THE DATA:
>>>
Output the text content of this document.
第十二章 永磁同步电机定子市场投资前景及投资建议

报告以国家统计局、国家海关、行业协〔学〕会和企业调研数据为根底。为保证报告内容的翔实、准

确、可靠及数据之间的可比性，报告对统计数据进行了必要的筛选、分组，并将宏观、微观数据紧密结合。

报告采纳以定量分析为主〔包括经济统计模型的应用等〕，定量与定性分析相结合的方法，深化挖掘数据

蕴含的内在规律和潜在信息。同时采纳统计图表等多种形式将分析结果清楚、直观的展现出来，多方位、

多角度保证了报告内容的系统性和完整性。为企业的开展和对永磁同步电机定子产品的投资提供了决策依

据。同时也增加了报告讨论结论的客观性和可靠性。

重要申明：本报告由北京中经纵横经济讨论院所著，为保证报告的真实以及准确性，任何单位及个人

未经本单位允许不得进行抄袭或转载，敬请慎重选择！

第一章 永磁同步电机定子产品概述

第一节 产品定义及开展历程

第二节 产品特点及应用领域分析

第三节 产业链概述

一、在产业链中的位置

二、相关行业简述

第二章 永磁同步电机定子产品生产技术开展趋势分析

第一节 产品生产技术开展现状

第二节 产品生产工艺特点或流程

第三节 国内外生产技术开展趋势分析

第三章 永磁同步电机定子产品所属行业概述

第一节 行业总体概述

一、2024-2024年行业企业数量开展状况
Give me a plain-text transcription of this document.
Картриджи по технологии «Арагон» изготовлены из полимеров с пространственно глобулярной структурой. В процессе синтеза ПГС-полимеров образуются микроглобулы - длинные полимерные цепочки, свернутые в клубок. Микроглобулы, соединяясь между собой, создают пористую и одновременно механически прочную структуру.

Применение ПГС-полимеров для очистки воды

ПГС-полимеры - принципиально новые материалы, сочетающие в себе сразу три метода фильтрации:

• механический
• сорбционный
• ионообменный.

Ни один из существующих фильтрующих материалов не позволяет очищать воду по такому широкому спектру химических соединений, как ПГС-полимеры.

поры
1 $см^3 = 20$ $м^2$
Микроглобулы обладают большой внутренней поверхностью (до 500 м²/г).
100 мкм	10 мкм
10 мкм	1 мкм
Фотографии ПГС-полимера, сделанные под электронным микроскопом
<<<
Write down every line of the data exactly as it appears above.

CORRECT RESULT:
Output the text content of this document.
第十二章 永磁同步电机定子市场投资前景及投资建议

报告以国家统计局、国家海关、行业协〔学〕会和企业调研数据为根底。为保证报告内容的翔实、准

确、可靠及数据之间的可比性，报告对统计数据进行了必要的筛选、分组，并将宏观、微观数据紧密结合。

报告采纳以定量分析为主〔包括经济统计模型的应用等〕，定量与定性分析相结合的方法，深化挖掘数据

蕴含的内在规律和潜在信息。同时采纳统计图表等多种形式将分析结果清楚、直观的展现出来，多方位、

多角度保证了报告内容的系统性和完整性。为企业的开展和对永磁同步电机定子产品的投资提供了决策依

据。同时也增加了报告讨论结论的客观性和可靠性。

重要申明：本报告由北京中经纵横经济讨论院所著，为保证报告的真实以及准确性，任何单位及个人

未经本单位允许不得进行抄袭或转载，敬请慎重选择！

第一章 永磁同步电机定子产品概述

第一节 产品定义及开展历程

第二节 产品特点及应用领域分析

第三节 产业链概述

一、在产业链中的位置

二、相关行业简述

第二章 永磁同步电机定子产品生产技术开展趋势分析

第一节 产品生产技术开展现状

第二节 产品生产工艺特点或流程

第三节 国内外生产技术开展趋势分析

第三章 永磁同步电机定子产品所属行业概述

第一节 行业总体概述

一、2024-2024年行业企业数量开展状况
Give me a plain-text transcription of this document.
Картриджи по технологии «Арагон» изготовлены из полимеров с пространственно глобулярной структурой. В процессе синтеза ПГС-полимеров образуются микроглобулы - длинные полимерные цепочки, свернутые в клубок. Микроглобулы, соединяясь между собой, создают пористую и одновременно механически прочную структуру.

Применение ПГС-полимеров для очистки воды

ПГС-полимеры - принципиально новые материалы, сочетающие в себе сразу три метода фильтрации:

• механический
• сорбционный
• ионообменный.

Ни один из существующих фильтрующих материалов не позволяет очищать воду по такому широкому спектру химических соединений, как ПГС-полимеры.

поры
1 $см^3 = 20$ $м^2$
Микроглобулы обладают большой внутренней поверхностью (до 500 м²/г).
100 мкм	10 мкм
10 мкм	1 мкм
Фотографии ПГС-полимера, сделанные под электронным микроскопом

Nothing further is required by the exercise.